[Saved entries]
○ ○ ○
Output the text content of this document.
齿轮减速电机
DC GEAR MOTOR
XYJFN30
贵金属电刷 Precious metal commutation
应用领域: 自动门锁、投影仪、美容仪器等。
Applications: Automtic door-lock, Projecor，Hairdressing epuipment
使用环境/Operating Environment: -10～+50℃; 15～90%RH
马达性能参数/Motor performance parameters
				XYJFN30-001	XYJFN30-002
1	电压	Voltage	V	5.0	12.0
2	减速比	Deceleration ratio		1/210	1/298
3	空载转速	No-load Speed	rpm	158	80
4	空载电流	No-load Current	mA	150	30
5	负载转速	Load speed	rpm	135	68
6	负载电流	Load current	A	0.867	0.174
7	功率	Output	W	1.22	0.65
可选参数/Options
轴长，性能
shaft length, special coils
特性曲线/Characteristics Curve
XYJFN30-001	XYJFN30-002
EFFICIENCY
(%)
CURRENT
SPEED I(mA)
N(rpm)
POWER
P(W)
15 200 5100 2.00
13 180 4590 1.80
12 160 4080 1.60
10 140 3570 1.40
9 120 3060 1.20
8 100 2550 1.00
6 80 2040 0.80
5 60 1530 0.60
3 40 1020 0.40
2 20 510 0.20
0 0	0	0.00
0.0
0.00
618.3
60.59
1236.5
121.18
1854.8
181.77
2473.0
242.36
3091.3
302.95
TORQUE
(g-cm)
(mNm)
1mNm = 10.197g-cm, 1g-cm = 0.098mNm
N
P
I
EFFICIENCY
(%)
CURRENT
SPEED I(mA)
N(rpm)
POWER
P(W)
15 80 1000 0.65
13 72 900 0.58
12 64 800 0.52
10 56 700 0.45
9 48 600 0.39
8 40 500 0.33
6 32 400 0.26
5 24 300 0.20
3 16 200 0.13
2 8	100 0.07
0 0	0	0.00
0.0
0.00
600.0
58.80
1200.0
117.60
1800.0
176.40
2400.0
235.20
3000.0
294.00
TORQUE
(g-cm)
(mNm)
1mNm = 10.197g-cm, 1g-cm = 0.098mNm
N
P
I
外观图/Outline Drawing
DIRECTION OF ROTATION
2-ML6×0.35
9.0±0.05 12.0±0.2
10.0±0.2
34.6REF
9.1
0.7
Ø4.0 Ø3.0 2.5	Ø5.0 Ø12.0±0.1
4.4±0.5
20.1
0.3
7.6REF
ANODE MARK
○ ○ ○
Give a word-for-word copy of the records.

Output the text content of this document.
齿轮减速电机
DC GEAR MOTOR
XYJFN30
贵金属电刷 Precious metal commutation
应用领域: 自动门锁、投影仪、美容仪器等。
Applications: Automtic door-lock, Projecor，Hairdressing epuipment
使用环境/Operating Environment: -10～+50℃; 15～90%RH
马达性能参数/Motor performance parameters
				XYJFN30-001	XYJFN30-002
1	电压	Voltage	V	5.0	12.0
2	减速比	Deceleration ratio		1/210	1/298
3	空载转速	No-load Speed	rpm	158	80
4	空载电流	No-load Current	mA	150	30
5	负载转速	Load speed	rpm	135	68
6	负载电流	Load current	A	0.867	0.174
7	功率	Output	W	1.22	0.65
可选参数/Options
轴长，性能
shaft length, special coils
特性曲线/Characteristics Curve
XYJFN30-001	XYJFN30-002
EFFICIENCY
(%)
CURRENT
SPEED I(mA)
N(rpm)
POWER
P(W)
15 200 5100 2.00
13 180 4590 1.80
12 160 4080 1.60
10 140 3570 1.40
9 120 3060 1.20
8 100 2550 1.00
6 80 2040 0.80
5 60 1530 0.60
3 40 1020 0.40
2 20 510 0.20
0 0	0	0.00
0.0
0.00
618.3
60.59
1236.5
121.18
1854.8
181.77
2473.0
242.36
3091.3
302.95
TORQUE
(g-cm)
(mNm)
1mNm = 10.197g-cm, 1g-cm = 0.098mNm
N
P
I
EFFICIENCY
(%)
CURRENT
SPEED I(mA)
N(rpm)
POWER
P(W)
15 80 1000 0.65
13 72 900 0.58
12 64 800 0.52
10 56 700 0.45
9 48 600 0.39
8 40 500 0.33
6 32 400 0.26
5 24 300 0.20
3 16 200 0.13
2 8	100 0.07
0 0	0	0.00
0.0
0.00
600.0
58.80
1200.0
117.60
1800.0
176.40
2400.0
235.20
3000.0
294.00
TORQUE
(g-cm)
(mNm)
1mNm = 10.197g-cm, 1g-cm = 0.098mNm
N
P
I
外观图/Outline Drawing
DIRECTION OF ROTATION
2-ML6×0.35
9.0±0.05 12.0±0.2
10.0±0.2
34.6REF
9.1
0.7
Ø4.0 Ø3.0 2.5	Ø5.0 Ø12.0±0.1
4.4±0.5
20.1
0.3
7.6REF
ANODE MARK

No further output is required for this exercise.